• **MATERIAL FOR THE TASK**:
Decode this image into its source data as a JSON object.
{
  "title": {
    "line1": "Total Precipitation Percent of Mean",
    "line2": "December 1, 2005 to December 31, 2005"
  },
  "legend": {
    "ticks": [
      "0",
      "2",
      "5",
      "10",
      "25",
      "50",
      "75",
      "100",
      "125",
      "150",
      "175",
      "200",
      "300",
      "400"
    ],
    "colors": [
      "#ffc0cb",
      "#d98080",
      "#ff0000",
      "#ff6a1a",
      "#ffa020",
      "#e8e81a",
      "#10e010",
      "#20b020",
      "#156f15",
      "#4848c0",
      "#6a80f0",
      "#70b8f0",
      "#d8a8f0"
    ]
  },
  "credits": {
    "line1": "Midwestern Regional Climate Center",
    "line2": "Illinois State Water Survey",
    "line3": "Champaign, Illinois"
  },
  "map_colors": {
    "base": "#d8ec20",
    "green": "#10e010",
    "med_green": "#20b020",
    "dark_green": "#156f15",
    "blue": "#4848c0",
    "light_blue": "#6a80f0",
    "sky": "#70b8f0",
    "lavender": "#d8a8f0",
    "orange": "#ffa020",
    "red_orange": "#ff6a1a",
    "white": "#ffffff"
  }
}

• **EXERCISE DESCRIPTION**:
Scan the data above; copy every line where "Illinois" appears.

• **FINAL ANSWER**:
    "line2": "Illinois State Water Survey",
    "line3": "Champaign, Illinois"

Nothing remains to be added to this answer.